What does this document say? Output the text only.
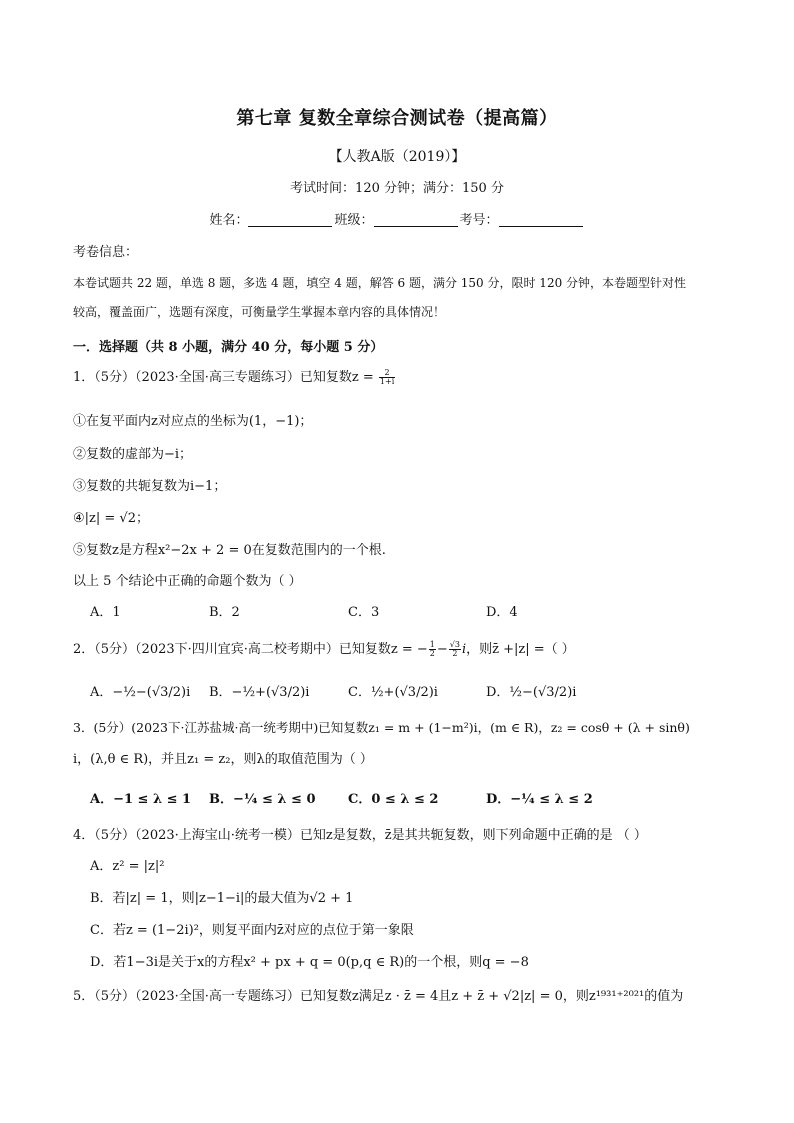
第七章 复数全章综合测试卷（提高篇）
【人教A版（2019）】
考试时间：120 分钟；满分：150 分
姓名：	班级：	考号：
考卷信息：
本卷试题共 22 题，单选 8 题，多选 4 题，填空 4 题，解答 6 题，满分 150 分，限时 120 分钟，本卷题型针对性
较高，覆盖面广，选题有深度，可衡量学生掌握本章内容的具体情况！
一．选择题（共 8 小题，满分 40 分，每小题 5 分）
1．（5分）（2023·全国·高三专题练习）已知复数$z = \frac{2}{1+i}$
①在复平面内z对应点的坐标为(1，−1)；
②复数的虚部为−i；
③复数的共轭复数为i−1；
④|z| = √2；
⑤复数z是方程x²−2x + 2 = 0在复数范围内的一个根.
以上 5 个结论中正确的命题个数为（ ）
A．1	B．2	C．3	D．4
2．（5分）（2023下·四川宜宾·高二校考期中）已知复数z = − $\frac{1}{2} - \frac{√3}{2}$ i，则z̄ +|z| =（ ）
A．−½−(√3/2)i B．−½+(√3/2)i	C．½+(√3/2)i	D．½−(√3/2)i
3．(5分）(2023下·江苏盐城·高一统考期中)已知复数z₁ = m + (1−m²)i，(m ∈ R)，z₂ = cosθ + (λ + sinθ)
i，(λ,θ ∈ R)，并且z₁ = z₂，则λ的取值范围为（ ）
A．−1 ≤ λ ≤ 1 B．−¼ ≤ λ ≤ 0	C．0 ≤ λ ≤ 2	D．−¼ ≤ λ ≤ 2
4．（5分）（2023·上海宝山·统考一模）已知z是复数，z̄是其共轭复数，则下列命题中正确的是 （ ）
A．z² = |z|²
B．若|z| = 1，则|z−1−i|的最大值为√2 + 1
C．若z = (1−2i)²，则复平面内z̄对应的点位于第一象限
D．若1−3i是关于x的方程x² + px + q = 0(p,q ∈ R)的一个根，则q = −8
5．（5分）（2023·全国·高一专题练习）已知复数z满足z · z̄ = 4且z + z̄ + √2|z| = 0，则z¹⁹³¹⁺²⁰²¹的值为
· · ·
● **Work to do**: Omitting all images, print the listing exactly.

● **The answer**:
What does this document say? Output the text only.
第七章 复数全章综合测试卷（提高篇）
【人教A版（2019）】
考试时间：120 分钟；满分：150 分
姓名：	班级：	考号：
考卷信息：
本卷试题共 22 题，单选 8 题，多选 4 题，填空 4 题，解答 6 题，满分 150 分，限时 120 分钟，本卷题型针对性
较高，覆盖面广，选题有深度，可衡量学生掌握本章内容的具体情况！
一．选择题（共 8 小题，满分 40 分，每小题 5 分）
1．（5分）（2023·全国·高三专题练习）已知复数$z = \frac{2}{1+i}$
①在复平面内z对应点的坐标为(1，−1)；
②复数的虚部为−i；
③复数的共轭复数为i−1；
④|z| = √2；
⑤复数z是方程x²−2x + 2 = 0在复数范围内的一个根.
以上 5 个结论中正确的命题个数为（ ）
A．1	B．2	C．3	D．4
2．（5分）（2023下·四川宜宾·高二校考期中）已知复数z = − $\frac{1}{2} - \frac{√3}{2}$ i，则z̄ +|z| =（ ）
A．−½−(√3/2)i B．−½+(√3/2)i	C．½+(√3/2)i	D．½−(√3/2)i
3．(5分）(2023下·江苏盐城·高一统考期中)已知复数z₁ = m + (1−m²)i，(m ∈ R)，z₂ = cosθ + (λ + sinθ)
i，(λ,θ ∈ R)，并且z₁ = z₂，则λ的取值范围为（ ）
A．−1 ≤ λ ≤ 1 B．−¼ ≤ λ ≤ 0	C．0 ≤ λ ≤ 2	D．−¼ ≤ λ ≤ 2
4．（5分）（2023·上海宝山·统考一模）已知z是复数，z̄是其共轭复数，则下列命题中正确的是 （ ）
A．z² = |z|²
B．若|z| = 1，则|z−1−i|的最大值为√2 + 1
C．若z = (1−2i)²，则复平面内z̄对应的点位于第一象限
D．若1−3i是关于x的方程x² + px + q = 0(p,q ∈ R)的一个根，则q = −8
5．（5分）（2023·全国·高一专题练习）已知复数z满足z · z̄ = 4且z + z̄ + √2|z| = 0，则z¹⁹³¹⁺²⁰²¹的值为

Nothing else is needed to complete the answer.